Short problem: All of the material should be reproduced exactly, with pictures left out.

++++ Task input

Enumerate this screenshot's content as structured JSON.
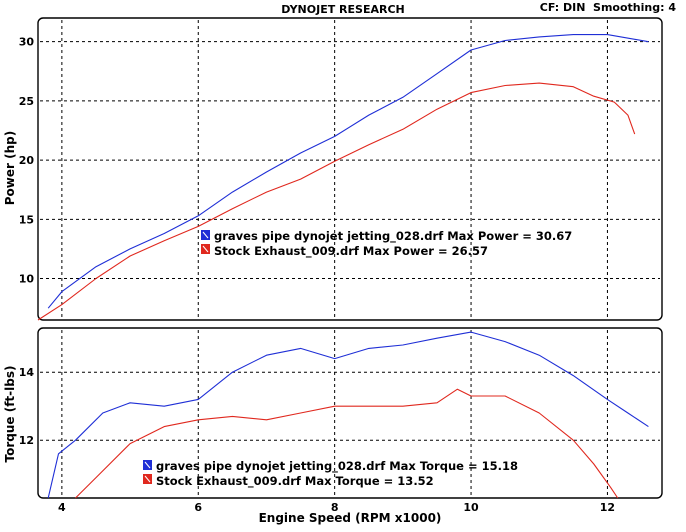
{
  "header": {
    "title": "DYNOJET RESEARCH",
    "settings": "CF: DIN  Smoothing: 4"
  },
  "colors": {
    "run1": "#1f2fd6",
    "run2": "#e0281e",
    "grid": "#000000",
    "frame": "#000000"
  },
  "chart_data": [
    {
      "type": "line",
      "title": "Power",
      "xlabel": "Engine Speed (RPM x1000)",
      "ylabel": "Power (hp)",
      "xlim": [
        3.65,
        12.8
      ],
      "ylim": [
        6.5,
        32
      ],
      "yticks": [
        10,
        15,
        20,
        25,
        30
      ],
      "xgrid": [
        4,
        6,
        8,
        10,
        12
      ],
      "legend": [
        "graves pipe dynojet jetting_028.drf Max Power = 30.67",
        "Stock Exhaust_009.drf Max Power = 26.57"
      ],
      "series": [
        {
          "name": "graves pipe dynojet jetting_028.drf",
          "x": [
            3.8,
            4.0,
            4.5,
            5.0,
            5.5,
            6.0,
            6.5,
            7.0,
            7.5,
            8.0,
            8.5,
            9.0,
            9.5,
            10.0,
            10.5,
            11.0,
            11.5,
            12.0,
            12.4,
            12.6
          ],
          "y": [
            7.5,
            8.9,
            11.0,
            12.5,
            13.8,
            15.3,
            17.3,
            19.0,
            20.6,
            22.0,
            23.8,
            25.3,
            27.3,
            29.3,
            30.1,
            30.4,
            30.6,
            30.6,
            30.2,
            30.0
          ]
        },
        {
          "name": "Stock Exhaust_009.drf",
          "x": [
            3.65,
            4.0,
            4.5,
            5.0,
            5.5,
            6.0,
            6.5,
            7.0,
            7.5,
            8.0,
            8.5,
            9.0,
            9.5,
            10.0,
            10.5,
            11.0,
            11.5,
            11.8,
            12.1,
            12.3,
            12.4
          ],
          "y": [
            6.5,
            7.8,
            10.0,
            11.9,
            13.2,
            14.4,
            15.9,
            17.3,
            18.4,
            19.9,
            21.3,
            22.6,
            24.3,
            25.7,
            26.3,
            26.5,
            26.2,
            25.4,
            24.9,
            23.8,
            22.2
          ]
        }
      ]
    },
    {
      "type": "line",
      "title": "Torque",
      "xlabel": "Engine Speed (RPM x1000)",
      "ylabel": "Torque (ft-lbs)",
      "xlim": [
        3.65,
        12.8
      ],
      "ylim": [
        10.3,
        15.3
      ],
      "yticks": [
        12,
        14
      ],
      "xticks": [
        4,
        6,
        8,
        10,
        12
      ],
      "xgrid": [
        4,
        6,
        8,
        10,
        12
      ],
      "legend": [
        "graves pipe dynojet jetting_028.drf Max Torque = 15.18",
        "Stock Exhaust_009.drf Max Torque = 13.52"
      ],
      "series": [
        {
          "name": "graves pipe dynojet jetting_028.drf",
          "x": [
            3.8,
            3.95,
            4.2,
            4.6,
            5.0,
            5.5,
            6.0,
            6.5,
            7.0,
            7.5,
            8.0,
            8.5,
            9.0,
            9.5,
            10.0,
            10.5,
            11.0,
            11.5,
            12.0,
            12.3,
            12.6
          ],
          "y": [
            10.3,
            11.6,
            12.0,
            12.8,
            13.1,
            13.0,
            13.2,
            14.0,
            14.5,
            14.7,
            14.4,
            14.7,
            14.8,
            15.0,
            15.18,
            14.9,
            14.5,
            13.9,
            13.2,
            12.8,
            12.4
          ]
        },
        {
          "name": "Stock Exhaust_009.drf",
          "x": [
            4.2,
            4.5,
            5.0,
            5.5,
            6.0,
            6.5,
            7.0,
            7.5,
            8.0,
            8.5,
            9.0,
            9.5,
            9.8,
            10.0,
            10.5,
            11.0,
            11.5,
            11.8,
            12.05,
            12.15
          ],
          "y": [
            10.3,
            10.9,
            11.9,
            12.4,
            12.6,
            12.7,
            12.6,
            12.8,
            13.0,
            13.0,
            13.0,
            13.1,
            13.5,
            13.3,
            13.3,
            12.8,
            12.0,
            11.3,
            10.6,
            10.3
          ]
        }
      ]
    }
  ]
}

++++++++

Solution for this problem:
Enumerate this screenshot's content as structured JSON.
{
  "header": {
    "title": "DYNOJET RESEARCH",
    "settings": "CF: DIN  Smoothing: 4"
  },
  "colors": {
    "run1": "#1f2fd6",
    "run2": "#e0281e",
    "grid": "#000000",
    "frame": "#000000"
  },
  "chart_data": [
    {
      "type": "line",
      "title": "Power",
      "xlabel": "Engine Speed (RPM x1000)",
      "ylabel": "Power (hp)",
      "xlim": [
        3.65,
        12.8
      ],
      "ylim": [
        6.5,
        32
      ],
      "yticks": [
        10,
        15,
        20,
        25,
        30
      ],
      "xgrid": [
        4,
        6,
        8,
        10,
        12
      ],
      "legend": [
        "graves pipe dynojet jetting_028.drf Max Power = 30.67",
        "Stock Exhaust_009.drf Max Power = 26.57"
      ],
      "series": [
        {
          "name": "graves pipe dynojet jetting_028.drf",
          "x": [
            3.8,
            4.0,
            4.5,
            5.0,
            5.5,
            6.0,
            6.5,
            7.0,
            7.5,
            8.0,
            8.5,
            9.0,
            9.5,
            10.0,
            10.5,
            11.0,
            11.5,
            12.0,
            12.4,
            12.6
          ],
          "y": [
            7.5,
            8.9,
            11.0,
            12.5,
            13.8,
            15.3,
            17.3,
            19.0,
            20.6,
            22.0,
            23.8,
            25.3,
            27.3,
            29.3,
            30.1,
            30.4,
            30.6,
            30.6,
            30.2,
            30.0
          ]
        },
        {
          "name": "Stock Exhaust_009.drf",
          "x": [
            3.65,
            4.0,
            4.5,
            5.0,
            5.5,
            6.0,
            6.5,
            7.0,
            7.5,
            8.0,
            8.5,
            9.0,
            9.5,
            10.0,
            10.5,
            11.0,
            11.5,
            11.8,
            12.1,
            12.3,
            12.4
          ],
          "y": [
            6.5,
            7.8,
            10.0,
            11.9,
            13.2,
            14.4,
            15.9,
            17.3,
            18.4,
            19.9,
            21.3,
            22.6,
            24.3,
            25.7,
            26.3,
            26.5,
            26.2,
            25.4,
            24.9,
            23.8,
            22.2
          ]
        }
      ]
    },
    {
      "type": "line",
      "title": "Torque",
      "xlabel": "Engine Speed (RPM x1000)",
      "ylabel": "Torque (ft-lbs)",
      "xlim": [
        3.65,
        12.8
      ],
      "ylim": [
        10.3,
        15.3
      ],
      "yticks": [
        12,
        14
      ],
      "xticks": [
        4,
        6,
        8,
        10,
        12
      ],
      "xgrid": [
        4,
        6,
        8,
        10,
        12
      ],
      "legend": [
        "graves pipe dynojet jetting_028.drf Max Torque = 15.18",
        "Stock Exhaust_009.drf Max Torque = 13.52"
      ],
      "series": [
        {
          "name": "graves pipe dynojet jetting_028.drf",
          "x": [
            3.8,
            3.95,
            4.2,
            4.6,
            5.0,
            5.5,
            6.0,
            6.5,
            7.0,
            7.5,
            8.0,
            8.5,
            9.0,
            9.5,
            10.0,
            10.5,
            11.0,
            11.5,
            12.0,
            12.3,
            12.6
          ],
          "y": [
            10.3,
            11.6,
            12.0,
            12.8,
            13.1,
            13.0,
            13.2,
            14.0,
            14.5,
            14.7,
            14.4,
            14.7,
            14.8,
            15.0,
            15.18,
            14.9,
            14.5,
            13.9,
            13.2,
            12.8,
            12.4
          ]
        },
        {
          "name": "Stock Exhaust_009.drf",
          "x": [
            4.2,
            4.5,
            5.0,
            5.5,
            6.0,
            6.5,
            7.0,
            7.5,
            8.0,
            8.5,
            9.0,
            9.5,
            9.8,
            10.0,
            10.5,
            11.0,
            11.5,
            11.8,
            12.05,
            12.15
          ],
          "y": [
            10.3,
            10.9,
            11.9,
            12.4,
            12.6,
            12.7,
            12.6,
            12.8,
            13.0,
            13.0,
            13.0,
            13.1,
            13.5,
            13.3,
            13.3,
            12.8,
            12.0,
            11.3,
            10.6,
            10.3
          ]
        }
      ]
    }
  ]
}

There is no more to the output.